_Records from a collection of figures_
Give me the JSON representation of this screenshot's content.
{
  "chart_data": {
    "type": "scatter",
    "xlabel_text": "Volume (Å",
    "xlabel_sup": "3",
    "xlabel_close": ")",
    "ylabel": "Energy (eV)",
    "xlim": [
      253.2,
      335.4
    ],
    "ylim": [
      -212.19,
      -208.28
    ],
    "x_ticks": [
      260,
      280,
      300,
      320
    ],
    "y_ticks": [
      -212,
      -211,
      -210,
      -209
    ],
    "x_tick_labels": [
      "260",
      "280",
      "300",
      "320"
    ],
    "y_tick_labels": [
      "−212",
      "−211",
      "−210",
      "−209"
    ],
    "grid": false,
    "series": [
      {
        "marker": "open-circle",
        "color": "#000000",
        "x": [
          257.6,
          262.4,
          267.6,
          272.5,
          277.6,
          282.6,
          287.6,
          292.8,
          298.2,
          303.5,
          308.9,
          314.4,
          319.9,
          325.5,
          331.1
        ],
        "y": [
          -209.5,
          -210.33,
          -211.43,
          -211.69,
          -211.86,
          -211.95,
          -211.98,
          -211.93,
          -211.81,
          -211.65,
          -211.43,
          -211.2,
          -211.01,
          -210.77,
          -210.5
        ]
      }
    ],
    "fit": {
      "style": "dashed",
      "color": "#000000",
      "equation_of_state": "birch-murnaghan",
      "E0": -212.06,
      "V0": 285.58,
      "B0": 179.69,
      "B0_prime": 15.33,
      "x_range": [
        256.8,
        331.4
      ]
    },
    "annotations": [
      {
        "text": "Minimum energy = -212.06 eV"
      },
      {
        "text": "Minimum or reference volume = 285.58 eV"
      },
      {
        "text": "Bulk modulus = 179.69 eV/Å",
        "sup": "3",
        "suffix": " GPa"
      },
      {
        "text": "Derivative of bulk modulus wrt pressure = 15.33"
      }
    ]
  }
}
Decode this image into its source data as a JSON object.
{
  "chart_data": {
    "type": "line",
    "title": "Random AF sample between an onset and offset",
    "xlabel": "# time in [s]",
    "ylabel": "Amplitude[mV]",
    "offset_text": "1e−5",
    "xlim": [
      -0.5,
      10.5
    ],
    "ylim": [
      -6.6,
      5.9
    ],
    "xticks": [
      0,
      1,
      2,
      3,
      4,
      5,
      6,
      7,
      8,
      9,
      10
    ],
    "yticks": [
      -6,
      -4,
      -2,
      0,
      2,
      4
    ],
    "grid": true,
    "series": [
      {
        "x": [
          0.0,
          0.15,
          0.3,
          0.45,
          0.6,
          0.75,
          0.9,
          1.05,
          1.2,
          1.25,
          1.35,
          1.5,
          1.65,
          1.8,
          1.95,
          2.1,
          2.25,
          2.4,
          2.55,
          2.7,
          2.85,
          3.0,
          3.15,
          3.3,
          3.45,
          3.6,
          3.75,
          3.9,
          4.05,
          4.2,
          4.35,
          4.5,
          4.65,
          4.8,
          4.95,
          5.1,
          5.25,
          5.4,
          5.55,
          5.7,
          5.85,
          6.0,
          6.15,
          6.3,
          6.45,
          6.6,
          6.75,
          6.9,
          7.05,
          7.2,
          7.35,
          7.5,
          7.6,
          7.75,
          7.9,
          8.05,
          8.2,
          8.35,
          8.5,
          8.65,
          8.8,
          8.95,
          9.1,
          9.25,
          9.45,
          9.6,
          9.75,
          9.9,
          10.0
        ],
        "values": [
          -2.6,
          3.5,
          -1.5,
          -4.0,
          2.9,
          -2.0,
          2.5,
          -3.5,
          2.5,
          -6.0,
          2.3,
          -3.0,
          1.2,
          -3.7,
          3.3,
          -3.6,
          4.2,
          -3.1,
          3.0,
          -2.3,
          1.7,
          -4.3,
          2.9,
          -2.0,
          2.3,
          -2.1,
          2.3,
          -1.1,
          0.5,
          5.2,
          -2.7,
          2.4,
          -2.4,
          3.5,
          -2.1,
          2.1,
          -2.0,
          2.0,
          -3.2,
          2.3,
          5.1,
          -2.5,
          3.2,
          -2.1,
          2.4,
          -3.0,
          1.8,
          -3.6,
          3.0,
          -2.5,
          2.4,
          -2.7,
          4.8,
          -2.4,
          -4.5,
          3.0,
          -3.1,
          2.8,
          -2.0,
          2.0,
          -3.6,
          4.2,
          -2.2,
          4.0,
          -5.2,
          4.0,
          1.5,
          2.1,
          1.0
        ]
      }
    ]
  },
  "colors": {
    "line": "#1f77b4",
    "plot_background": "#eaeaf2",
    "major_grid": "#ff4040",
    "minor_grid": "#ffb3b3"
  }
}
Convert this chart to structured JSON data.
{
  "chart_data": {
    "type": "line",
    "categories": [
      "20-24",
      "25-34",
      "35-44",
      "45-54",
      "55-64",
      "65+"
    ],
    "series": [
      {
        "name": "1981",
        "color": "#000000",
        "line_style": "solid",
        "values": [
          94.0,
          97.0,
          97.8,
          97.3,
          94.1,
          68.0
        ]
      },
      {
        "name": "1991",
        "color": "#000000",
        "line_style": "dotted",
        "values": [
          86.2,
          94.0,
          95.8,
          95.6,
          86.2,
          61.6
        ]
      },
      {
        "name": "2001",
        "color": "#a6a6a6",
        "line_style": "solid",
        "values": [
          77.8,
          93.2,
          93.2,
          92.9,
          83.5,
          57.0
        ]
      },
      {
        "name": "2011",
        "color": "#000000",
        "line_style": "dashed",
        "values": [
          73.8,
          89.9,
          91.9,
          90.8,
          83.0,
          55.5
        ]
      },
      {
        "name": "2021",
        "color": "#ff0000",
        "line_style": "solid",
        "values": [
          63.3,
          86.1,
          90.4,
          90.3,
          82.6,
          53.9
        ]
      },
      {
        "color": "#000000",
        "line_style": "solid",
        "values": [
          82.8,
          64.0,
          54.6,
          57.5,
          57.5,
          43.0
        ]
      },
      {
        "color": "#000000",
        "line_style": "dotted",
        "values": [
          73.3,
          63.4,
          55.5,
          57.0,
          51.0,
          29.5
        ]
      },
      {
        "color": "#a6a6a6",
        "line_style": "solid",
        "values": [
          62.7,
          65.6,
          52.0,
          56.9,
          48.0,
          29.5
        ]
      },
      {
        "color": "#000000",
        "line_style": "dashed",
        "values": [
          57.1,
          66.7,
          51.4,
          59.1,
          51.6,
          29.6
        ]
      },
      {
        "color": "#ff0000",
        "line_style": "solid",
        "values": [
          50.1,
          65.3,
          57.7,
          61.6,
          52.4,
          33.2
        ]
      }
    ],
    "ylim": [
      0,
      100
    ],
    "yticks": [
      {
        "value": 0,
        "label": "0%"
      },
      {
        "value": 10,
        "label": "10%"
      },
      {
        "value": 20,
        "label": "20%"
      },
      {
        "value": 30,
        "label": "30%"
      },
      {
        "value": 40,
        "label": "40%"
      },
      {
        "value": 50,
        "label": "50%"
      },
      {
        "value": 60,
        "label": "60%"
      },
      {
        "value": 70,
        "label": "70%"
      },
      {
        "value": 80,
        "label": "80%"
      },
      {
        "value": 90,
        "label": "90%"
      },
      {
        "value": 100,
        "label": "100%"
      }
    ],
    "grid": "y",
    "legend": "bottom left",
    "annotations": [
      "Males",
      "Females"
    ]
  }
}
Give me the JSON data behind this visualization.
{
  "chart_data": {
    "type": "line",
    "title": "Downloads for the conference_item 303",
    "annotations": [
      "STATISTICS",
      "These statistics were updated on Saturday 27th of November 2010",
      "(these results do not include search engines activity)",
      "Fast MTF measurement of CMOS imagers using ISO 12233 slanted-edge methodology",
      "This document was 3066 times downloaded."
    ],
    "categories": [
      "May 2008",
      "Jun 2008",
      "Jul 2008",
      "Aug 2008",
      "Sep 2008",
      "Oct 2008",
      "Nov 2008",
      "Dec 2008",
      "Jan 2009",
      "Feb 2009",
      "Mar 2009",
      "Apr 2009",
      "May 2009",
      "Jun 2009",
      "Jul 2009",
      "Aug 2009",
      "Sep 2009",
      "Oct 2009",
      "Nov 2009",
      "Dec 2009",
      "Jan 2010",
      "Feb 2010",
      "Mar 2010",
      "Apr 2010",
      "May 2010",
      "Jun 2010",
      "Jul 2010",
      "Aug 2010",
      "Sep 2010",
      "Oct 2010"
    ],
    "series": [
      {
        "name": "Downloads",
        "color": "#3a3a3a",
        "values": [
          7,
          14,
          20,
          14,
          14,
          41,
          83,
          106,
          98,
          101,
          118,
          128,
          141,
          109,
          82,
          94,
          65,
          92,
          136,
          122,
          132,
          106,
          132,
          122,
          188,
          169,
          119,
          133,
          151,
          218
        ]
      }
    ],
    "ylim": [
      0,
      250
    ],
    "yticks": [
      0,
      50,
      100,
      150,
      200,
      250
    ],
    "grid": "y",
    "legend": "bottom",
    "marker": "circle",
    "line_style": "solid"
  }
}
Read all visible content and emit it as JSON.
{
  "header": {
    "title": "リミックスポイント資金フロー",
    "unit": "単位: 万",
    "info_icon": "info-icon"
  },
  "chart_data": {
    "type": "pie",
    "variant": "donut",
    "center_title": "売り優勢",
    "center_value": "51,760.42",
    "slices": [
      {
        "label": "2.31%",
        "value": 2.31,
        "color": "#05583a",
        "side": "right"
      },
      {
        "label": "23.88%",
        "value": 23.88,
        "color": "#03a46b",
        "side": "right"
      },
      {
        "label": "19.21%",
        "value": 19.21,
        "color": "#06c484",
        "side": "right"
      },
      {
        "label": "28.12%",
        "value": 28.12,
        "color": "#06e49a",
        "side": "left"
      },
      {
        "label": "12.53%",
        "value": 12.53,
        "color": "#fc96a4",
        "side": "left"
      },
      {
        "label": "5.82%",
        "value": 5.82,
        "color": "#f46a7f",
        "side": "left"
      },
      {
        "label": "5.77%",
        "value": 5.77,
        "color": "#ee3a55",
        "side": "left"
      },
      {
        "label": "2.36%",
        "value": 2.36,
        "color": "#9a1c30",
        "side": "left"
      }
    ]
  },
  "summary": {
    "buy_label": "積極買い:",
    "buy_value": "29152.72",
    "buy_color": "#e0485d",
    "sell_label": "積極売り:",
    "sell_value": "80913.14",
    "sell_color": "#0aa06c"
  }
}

_Problem_
Within the material above, find the lines that contain the word "content"; copy them.

_Response for this exercise_
Give me the JSON representation of this screenshot's content.
Read all visible content and emit it as JSON.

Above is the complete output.